■ **SET EXERCISE**:
Gather all lines with the word "新浪体育" in them.

■ **EXTRACTED DATA**:
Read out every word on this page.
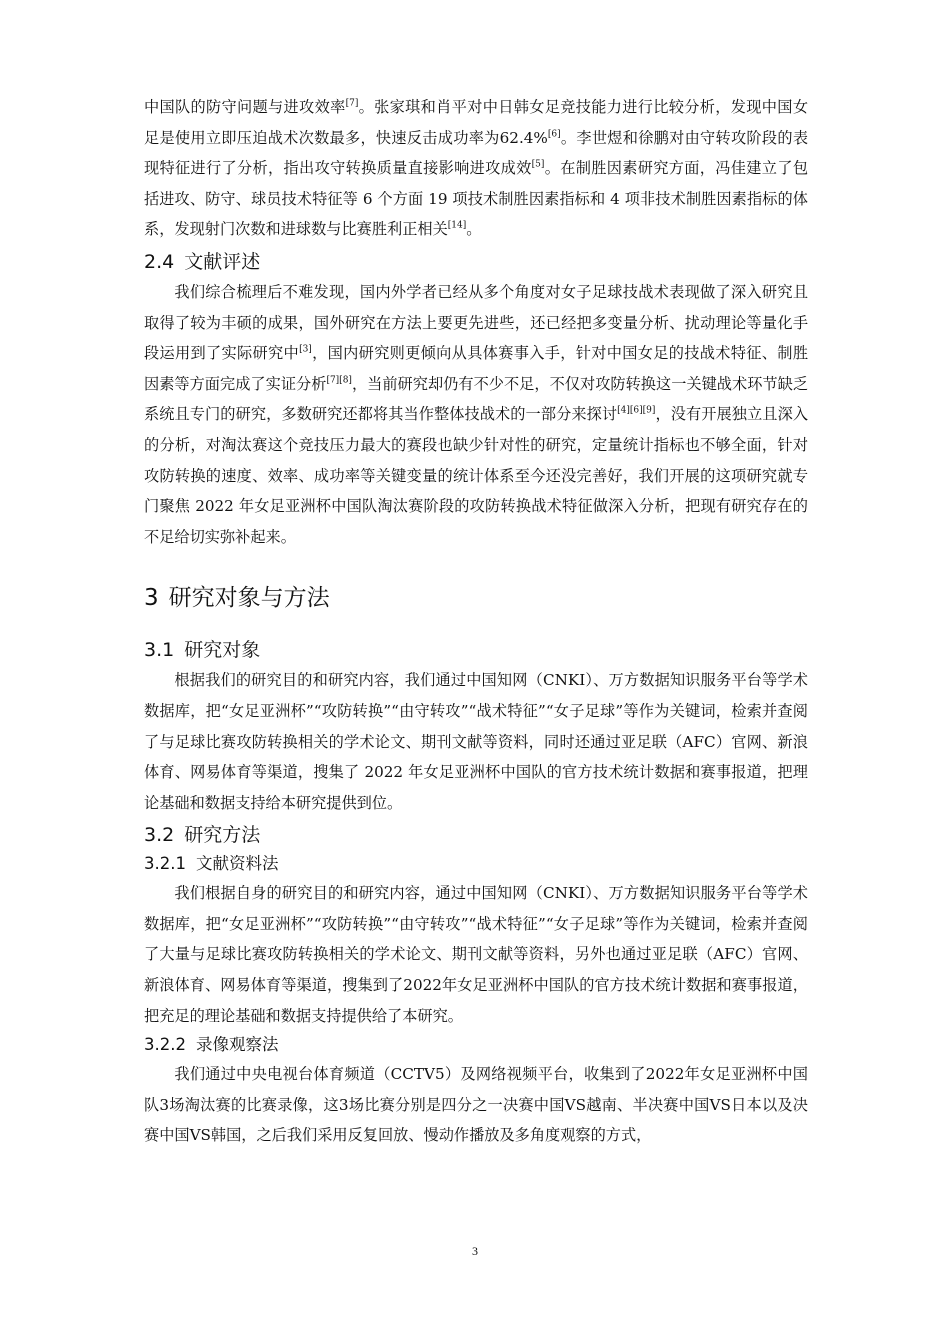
中国队的防守问题与进攻效率[7]。张家琪和肖平对中日韩女足竞技能力进行比较分析，发现中国女足是使用立即压迫战术次数最多，快速反击成功率为62.4%[6]。李世煜和徐鹏对由守转攻阶段的表现特征进行了分析，指出攻守转换质量直接影响进攻成效[5]。在制胜因素研究方面，冯佳建立了包括进攻、防守、球员技术特征等 6 个方面 19 项技术制胜因素指标和 4 项非技术制胜因素指标的体系，发现射门次数和进球数与比赛胜利正相关[14]。

2.4 文献评述

我们综合梳理后不难发现，国内外学者已经从多个角度对女子足球技战术表现做了深入研究且取得了较为丰硕的成果，国外研究在方法上要更先进些，还已经把多变量分析、扰动理论等量化手段运用到了实际研究中[3]，国内研究则更倾向从具体赛事入手，针对中国女足的技战术特征、制胜因素等方面完成了实证分析[7][8]，当前研究却仍有不少不足，不仅对攻防转换这一关键战术环节缺乏系统且专门的研究，多数研究还都将其当作整体技战术的一部分来探讨[4][6][9]，没有开展独立且深入的分析，对淘汰赛这个竞技压力最大的赛段也缺少针对性的研究，定量统计指标也不够全面，针对攻防转换的速度、效率、成功率等关键变量的统计体系至今还没完善好，我们开展的这项研究就专门聚焦 2022 年女足亚洲杯中国队淘汰赛阶段的攻防转换战术特征做深入分析，把现有研究存在的不足给切实弥补起来。

3 研究对象与方法
3.1 研究对象

根据我们的研究目的和研究内容，我们通过中国知网（CNKI）、万方数据知识服务平台等学术数据库，把“女足亚洲杯”“攻防转换”“由守转攻”“战术特征”“女子足球”等作为关键词，检索并查阅了与足球比赛攻防转换相关的学术论文、期刊文献等资料，同时还通过亚足联（AFC）官网、新浪体育、网易体育等渠道，搜集了 2022 年女足亚洲杯中国队的官方技术统计数据和赛事报道，把理论基础和数据支持给本研究提供到位。

3.2 研究方法
3.2.1 文献资料法

我们根据自身的研究目的和研究内容，通过中国知网（CNKI）、万方数据知识服务平台等学术数据库，把“女足亚洲杯”“攻防转换”“由守转攻”“战术特征”“女子足球”等作为关键词，检索并查阅了大量与足球比赛攻防转换相关的学术论文、期刊文献等资料，另外也通过亚足联（AFC）官网、新浪体育、网易体育等渠道，搜集到了2022年女足亚洲杯中国队的官方技术统计数据和赛事报道，把充足的理论基础和数据支持提供给了本研究。

3.2.2 录像观察法

我们通过中央电视台体育频道（CCTV5）及网络视频平台，收集到了2022年女足亚洲杯中国队3场淘汰赛的比赛录像，这3场比赛分别是四分之一决赛中国VS越南、半决赛中国VS日本以及决赛中国VS韩国，之后我们采用反复回放、慢动作播放及多角度观察的方式，

3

■ **RESULT BELOW**:
根据我们的研究目的和研究内容，我们通过中国知网（CNKI）、万方数据知识服务平台等学术数据库，把“女足亚洲杯”“攻防转换”“由守转攻”“战术特征”“女子足球”等作为关键词，检索并查阅了与足球比赛攻防转换相关的学术论文、期刊文献等资料，同时还通过亚足联（AFC）官网、新浪体育、网易体育等渠道，搜集了 2022 年女足亚洲杯中国队的官方技术统计数据和赛事报道，把理论基础和数据支持给本研究提供到位。
我们根据自身的研究目的和研究内容，通过中国知网（CNKI）、万方数据知识服务平台等学术数据库，把“女足亚洲杯”“攻防转换”“由守转攻”“战术特征”“女子足球”等作为关键词，检索并查阅了大量与足球比赛攻防转换相关的学术论文、期刊文献等资料，另外也通过亚足联（AFC）官网、新浪体育、网易体育等渠道，搜集到了2022年女足亚洲杯中国队的官方技术统计数据和赛事报道，把充足的理论基础和数据支持提供给了本研究。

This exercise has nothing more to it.